▶ EXERCISE REQUIREMENTS
Find the line containing "Transcribe the text in this document." in the entries; transcribe it and all remaining lines through the end, exactly as they appear, but not the pictures.

::: INFORMATION SUPPLIED :::

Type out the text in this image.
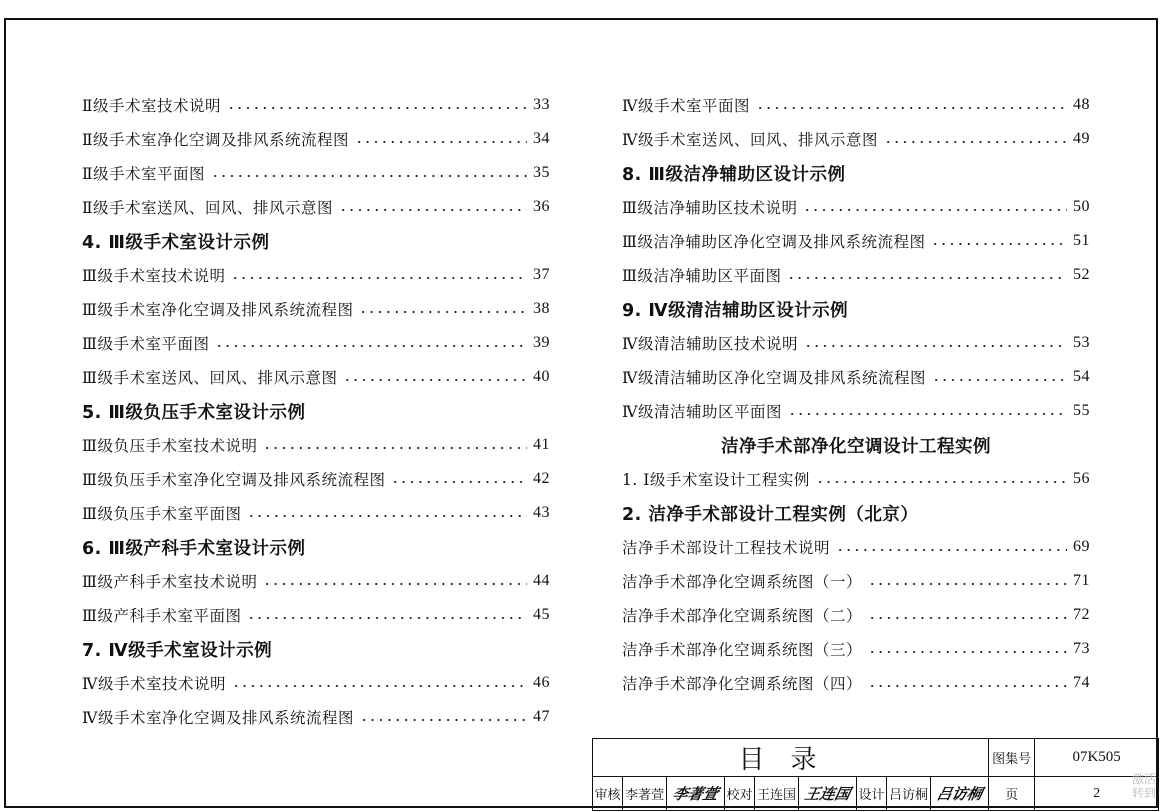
Ⅱ级手术室技术说明	33
Ⅱ级手术室净化空调及排风系统流程图	34
Ⅱ级手术室平面图	35
Ⅱ级手术室送风、回风、排风示意图	36
4. Ⅲ级手术室设计示例
Ⅲ级手术室技术说明	37
Ⅲ级手术室净化空调及排风系统流程图	38
Ⅲ级手术室平面图	39
Ⅲ级手术室送风、回风、排风示意图	40
5. Ⅲ级负压手术室设计示例
Ⅲ级负压手术室技术说明	41
Ⅲ级负压手术室净化空调及排风系统流程图	42
Ⅲ级负压手术室平面图	43
6. Ⅲ级产科手术室设计示例
Ⅲ级产科手术室技术说明	44
Ⅲ级产科手术室平面图	45
7. Ⅳ级手术室设计示例
Ⅳ级手术室技术说明	46
Ⅳ级手术室净化空调及排风系统流程图	47
Ⅳ级手术室平面图	48
Ⅳ级手术室送风、回风、排风示意图	49
8. Ⅲ级洁净辅助区设计示例
Ⅲ级洁净辅助区技术说明	50
Ⅲ级洁净辅助区净化空调及排风系统流程图	51
Ⅲ级洁净辅助区平面图	52
9. Ⅳ级清洁辅助区设计示例
Ⅳ级清洁辅助区技术说明	53
Ⅳ级清洁辅助区净化空调及排风系统流程图	54
Ⅳ级清洁辅助区平面图	55
洁净手术部净化空调设计工程实例
1. Ⅰ级手术室设计工程实例	56
2. 洁净手术部设计工程实例（北京）
洁净手术部设计工程技术说明	69
洁净手术部净化空调系统图（一）	71
洁净手术部净化空调系统图（二）	72
洁净手术部净化空调系统图（三）	73
洁净手术部净化空调系统图（四）	74
目录									图集号	07K505
审核	李著萱	李著萱	校对	王连国	王连国	设计	吕访桐	吕访桐	页	2
激活
转到
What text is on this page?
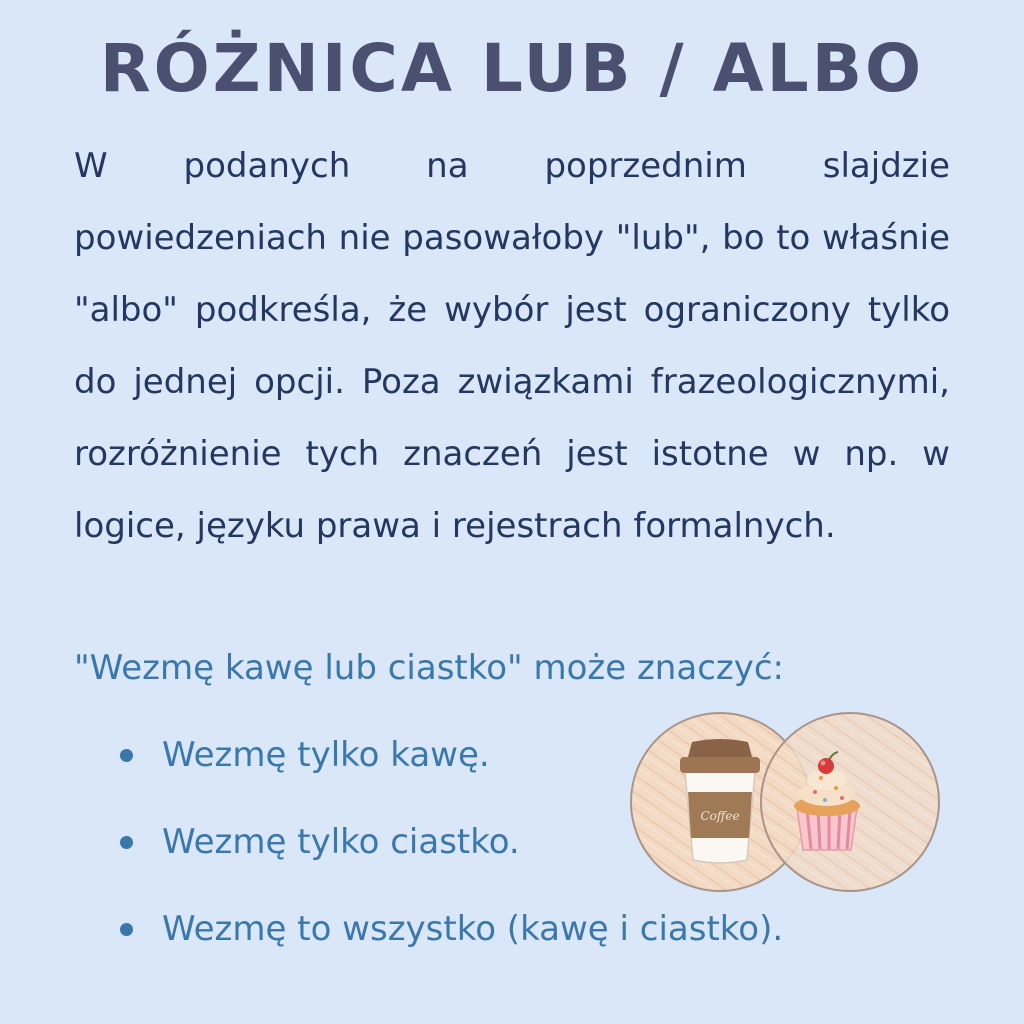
RÓŻNICA LUB / ALBO
W podanych na poprzednim slajdzie powiedzeniach nie pasowałoby "lub", bo to właśnie "albo" podkreśla, że wybór jest ograniczony tylko do jednej opcji. Poza związkami frazeologicznymi, rozróżnienie tych znaczeń jest istotne w np. w logice, języku prawa i rejestrach formalnych.
"Wezmę kawę lub ciastko" może znaczyć:
Wezmę tylko kawę.
Wezmę tylko ciastko.
Wezmę to wszystko (kawę i ciastko).
Coffee
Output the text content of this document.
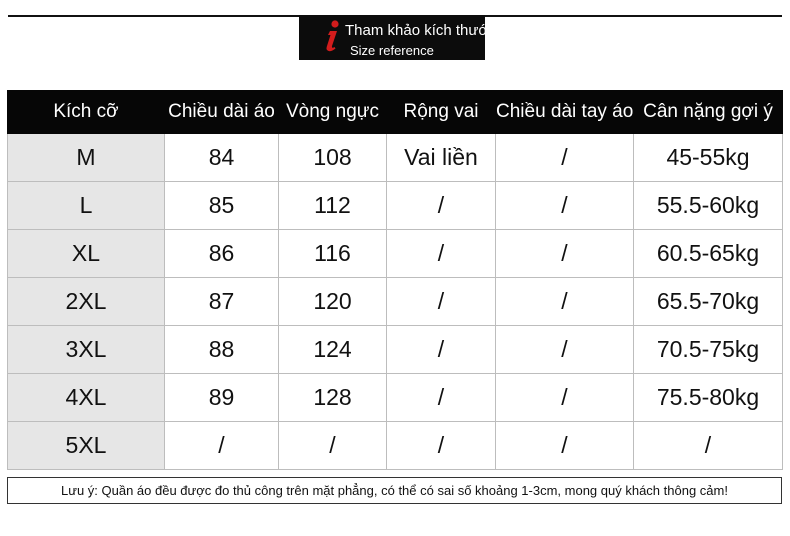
Tham khảo kích thước
Size reference
Kích cỡ	Chiều dài áo	Vòng ngực	Rộng vai	Chiều dài tay áo	Cân nặng gợi ý
M	84	108	Vai liền	/	45-55kg
L	85	112	/	/	55.5-60kg
XL	86	116	/	/	60.5-65kg
2XL	87	120	/	/	65.5-70kg
3XL	88	124	/	/	70.5-75kg
4XL	89	128	/	/	75.5-80kg
5XL	/	/	/	/	/
Lưu ý: Quần áo đều được đo thủ công trên mặt phẳng, có thể có sai số khoảng 1-3cm, mong quý khách thông cảm!
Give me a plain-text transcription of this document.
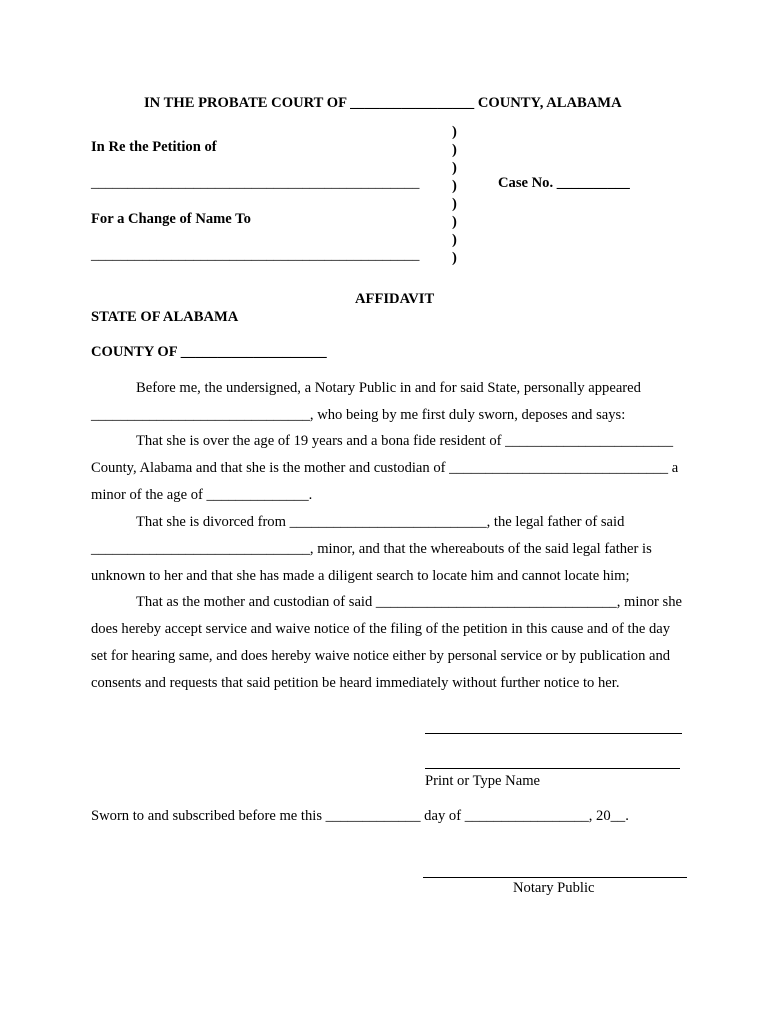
IN THE PROBATE COURT OF _________________ COUNTY, ALABAMA
In Re the Petition of
_____________________________________________
For a Change of Name To
_____________________________________________
)
)
)
)
)
)
)
)
Case No. __________
AFFIDAVIT
STATE OF ALABAMA
COUNTY OF ____________________
Before me, the undersigned, a Notary Public in and for said State, personally appeared
______________________________, who being by me first duly sworn, deposes and says:
That she is over the age of 19 years and a bona fide resident of _______________________
County, Alabama and that she is the mother and custodian of ______________________________ a
minor of the age of ______________.
That she is divorced from ___________________________, the legal father of said
______________________________, minor, and that the whereabouts of the said legal father is
unknown to her and that she has made a diligent search to locate him and cannot locate him;
That as the mother and custodian of said _________________________________, minor she
does hereby accept service and waive notice of the filing of the petition in this cause and of the day
set for hearing same, and does hereby waive notice either by personal service or by publication and
consents and requests that said petition be heard immediately without further notice to her.
Print or Type Name
Sworn to and subscribed before me this _____________ day of _________________, 20__.
Notary Public
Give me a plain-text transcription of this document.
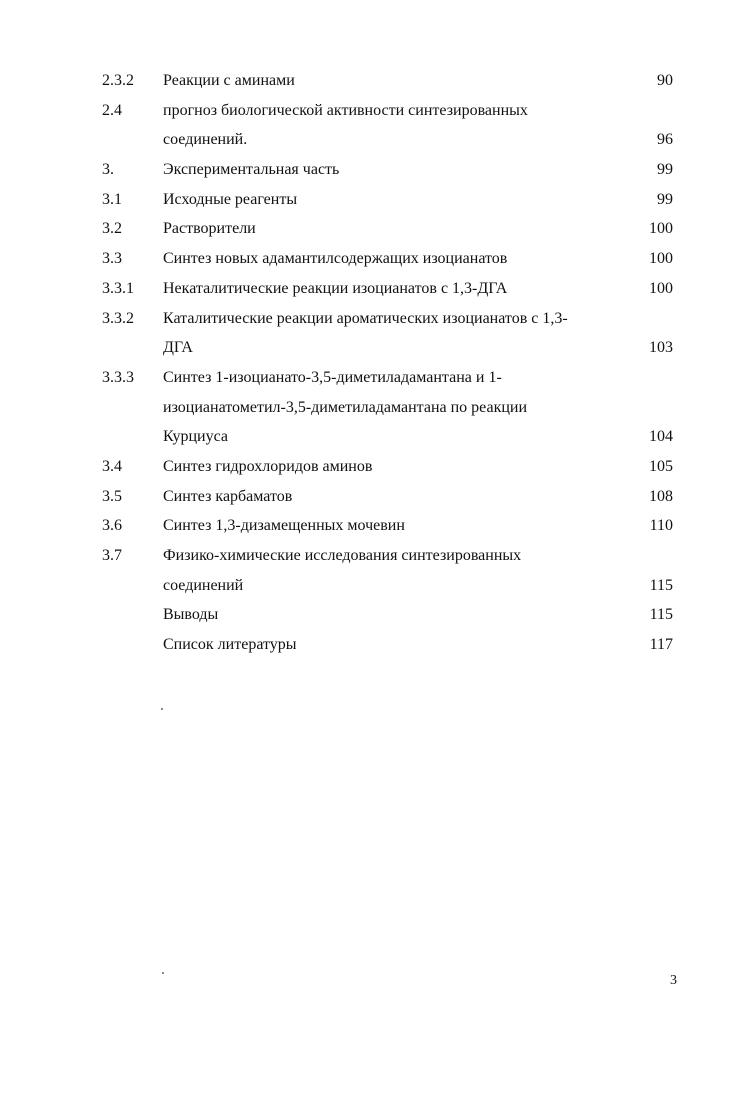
2.3.2 Реакции с аминами	90
2.4	прогноз биологической активности синтезированных
соединений.	96
3.	Экспериментальная часть	99
3.1	Исходные реагенты	99
3.2	Растворители	100
3.3	Синтез новых адамантилсодержащих изоцианатов	100
3.3.1 Некаталитические реакции изоцианатов с 1,3-ДГА	100
3.3.2 Каталитические реакции ароматических изоцианатов с 1,3-
ДГА	103
3.3.3 Синтез 1-изоцианато-3,5-диметиладамантана и 1-
изоцианатометил-3,5-диметиладамантана по реакции
Курциуса	104
3.4	Синтез гидрохлоридов аминов	105
3.5	Синтез карбаматов	108
3.6	Синтез 1,3-дизамещенных мочевин	110
3.7	Физико-химические исследования синтезированных
соединений	115
Выводы	115
Список литературы	117
3
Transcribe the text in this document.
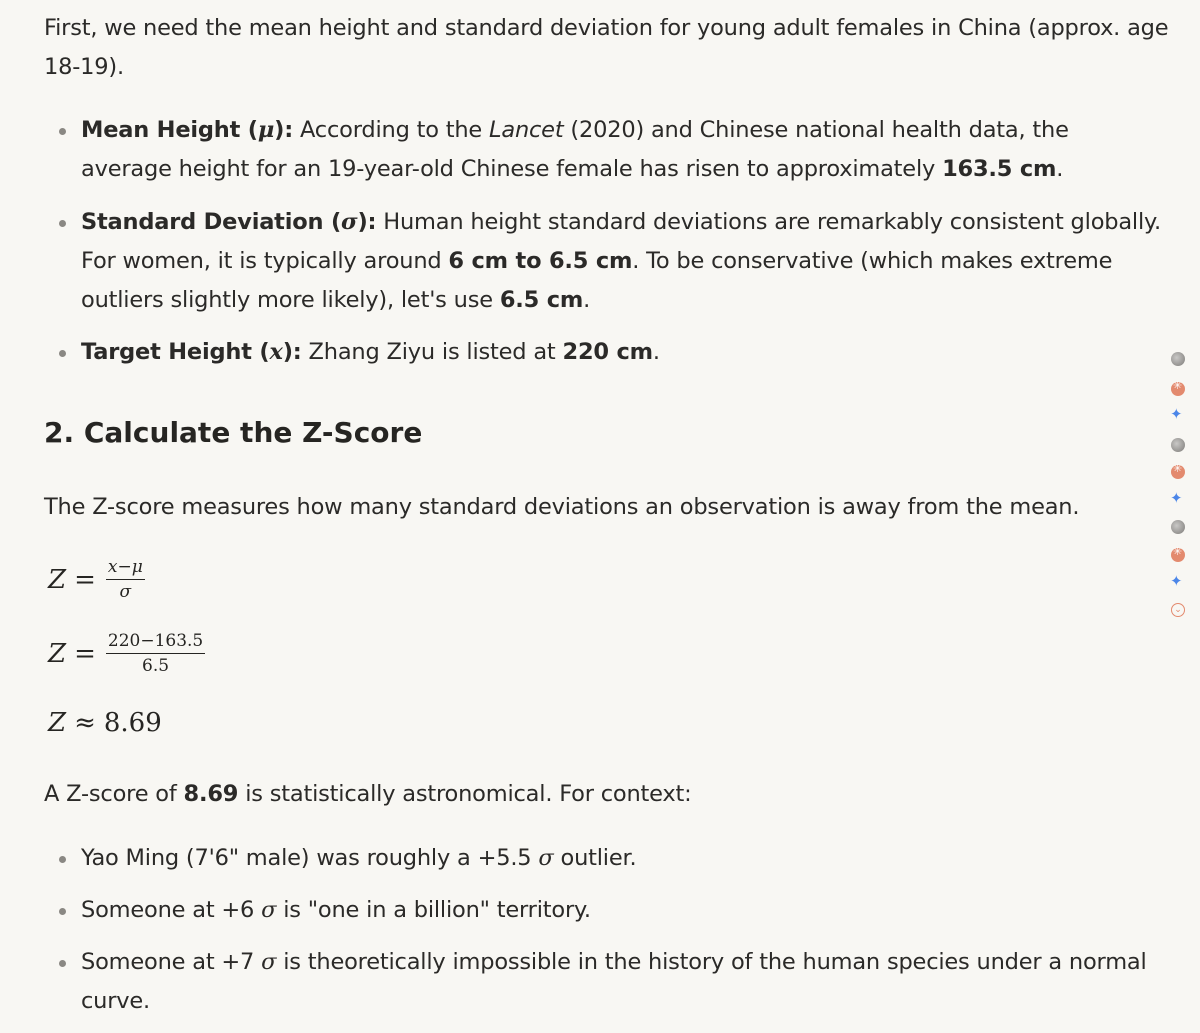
First, we need the mean height and standard deviation for young adult females in China (approx. age 18-19).

Mean Height (μ): According to the Lancet (2020) and Chinese national health data, the average height for an 19-year-old Chinese female has risen to approximately 163.5 cm.
Standard Deviation (σ): Human height standard deviations are remarkably consistent globally. For women, it is typically around 6 cm to 6.5 cm. To be conservative (which makes extreme outliers slightly more likely), let's use 6.5 cm.
Target Height (x): Zhang Ziyu is listed at 220 cm.
2. Calculate the Z-Score

The Z-score measures how many standard deviations an observation is away from the mean.

$Z = \frac{x-\mu}{\sigma}$
$Z = \frac{220-163.5}{6.5}$
Z ≈ 8.69

A Z-score of 8.69 is statistically astronomical. For context:

Yao Ming (7'6" male) was roughly a +5.5 σ outlier.
Someone at +6 σ is "one in a billion" territory.
Someone at +7 σ is theoretically impossible in the history of the human species under a normal curve.
✳
✦
✳
✦
✳
✦
⌄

:::

▶ RESPONSE TO THE EXERCISE
Transcribe the text in this document.
First, we need the mean height and standard deviation for young adult females in China (approx. age 18-19).

Mean Height (μ): According to the Lancet (2020) and Chinese national health data, the average height for an 19-year-old Chinese female has risen to approximately 163.5 cm.
Standard Deviation (σ): Human height standard deviations are remarkably consistent globally. For women, it is typically around 6 cm to 6.5 cm. To be conservative (which makes extreme outliers slightly more likely), let's use 6.5 cm.
Target Height (x): Zhang Ziyu is listed at 220 cm.
2. Calculate the Z-Score

The Z-score measures how many standard deviations an observation is away from the mean.

$Z = \frac{x-\mu}{\sigma}$
$Z = \frac{220-163.5}{6.5}$
Z ≈ 8.69

A Z-score of 8.69 is statistically astronomical. For context:

Yao Ming (7'6" male) was roughly a +5.5 σ outlier.
Someone at +6 σ is "one in a billion" territory.
Someone at +7 σ is theoretically impossible in the history of the human species under a normal curve.
✳
✦
✳
✦
✳
✦
⌄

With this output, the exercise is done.